_OPDRACHT_
Neem uit de leestekst over de deling tussen Jan Raijemaeckers en Bartholomeuwis Gathis woord voor woord het stuk over dat begint met de woorden "1628, 05 februari." en eindigt met "minnelijke deling bekend.".
───── LEESTEKST
1628, 05 februari. P. 222v

Scheiding en deling tussen Jan Raijemaeckers en Bartholomeuwis Gathis.

Er ontstond een geschil betreffende broek dat vroeger door Jan Scapmans en zijn huisvrouw Marie Rynders verkocht was een Jan Raijemaeckers en dat vernaderd was door Bartholomeus Gatis der Alde. Dit was gedeeltelijk Brabants en gedeeltelijk Loons. Ze wisten niet zeker van enige deling gebeurd tussen Bartholomeuwis voorschreven en Jan Raijemaeckers mits Jan voorschreven in het Brabants 'bejaert' was en in het Loons nooit een deling tussen de partijen gebeurd was en zeker niet te vinden in het Loons register, hebben Jan en Bartholomeus als erfgenamen van hun vader mekaar minnelijke deling bekend.

Jan Raijemaeckers zal hebben het achterste beemdje dat grenst O Bartholomeuwis Gathis, W de erfgenamen van Willem ...nes (?), N Michiel Mathei, Z die Laeck, met ook de weg erfelijk gelijk hij opgegraven is.

Bartelmeuwis Gathis zal hebben het voorste beemdje dat grenst O 'die Kieselvoort', W Jan Raijemaeckers en N de weg, Z die Laeck. Jan mag de weg niet breder maken dan hij is en in goede vrede houden. Jan Raijemaeckers zal de Brabants cijns betalen en Bartholomeus de Loonse cijns.

In 1628 op 10 februari heeft Bartholomeus Gathis voor het recht bekend aan Jan Raeijemaeckers een erfweg zoals in de deling bekend is, namelijk met dat de dijk van de weg zal zijn eigen erfve zijn en wat hij daarop plant zal van hem zijn bij het achterste broek.
──────────
───── GEGEVENSUITTREKSEL
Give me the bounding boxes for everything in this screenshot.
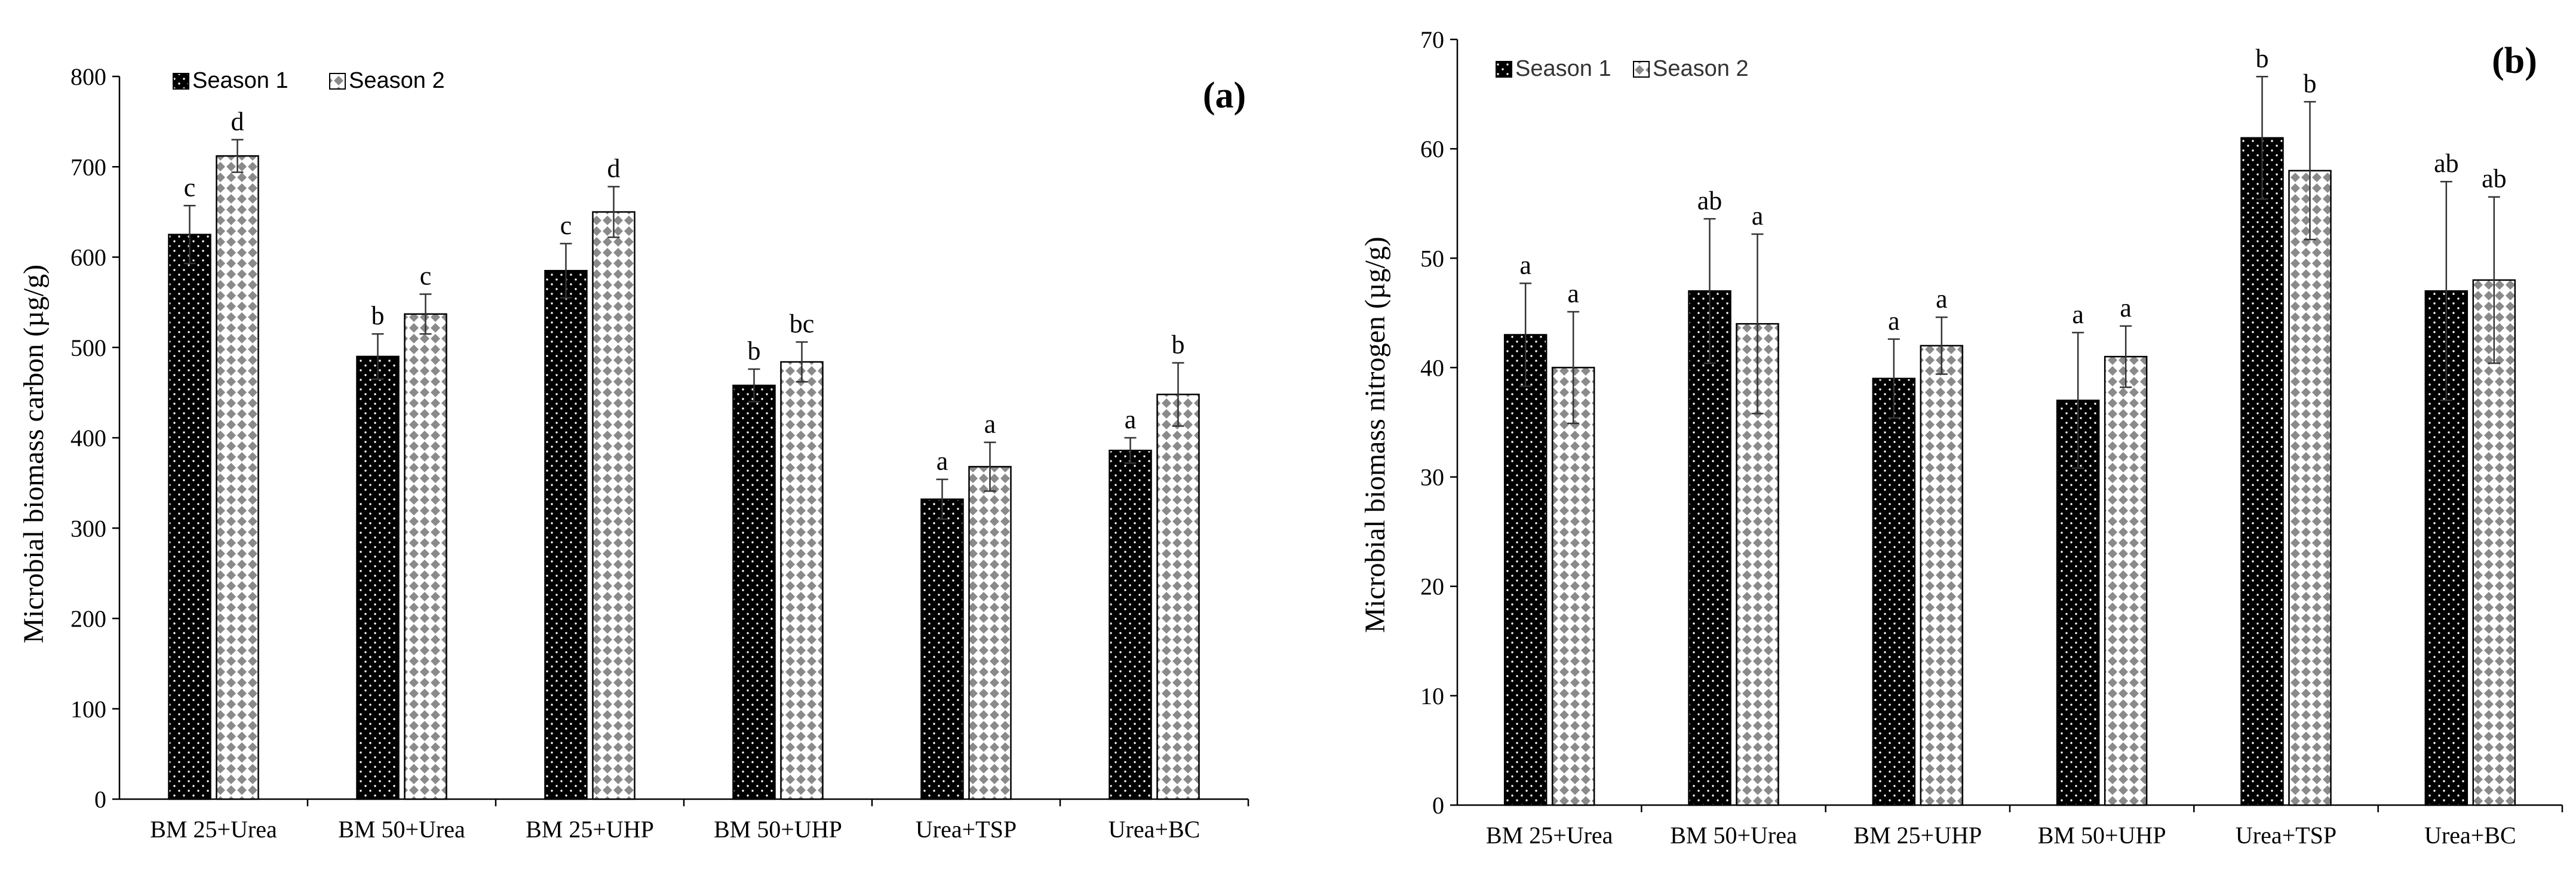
──────────
_ANTWOORD_
1628, 05 februari. P. 222v

Scheiding en deling tussen Jan Raijemaeckers en Bartholomeuwis Gathis.

Er ontstond een geschil betreffende broek dat vroeger door Jan Scapmans en zijn huisvrouw Marie Rynders verkocht was een Jan Raijemaeckers en dat vernaderd was door Bartholomeus Gatis der Alde. Dit was gedeeltelijk Brabants en gedeeltelijk Loons. Ze wisten niet zeker van enige deling gebeurd tussen Bartholomeuwis voorschreven en Jan Raijemaeckers mits Jan voorschreven in het Brabants 'bejaert' was en in het Loons nooit een deling tussen de partijen gebeurd was en zeker niet te vinden in het Loons register, hebben Jan en Bartholomeus als erfgenamen van hun vader mekaar minnelijke deling bekend.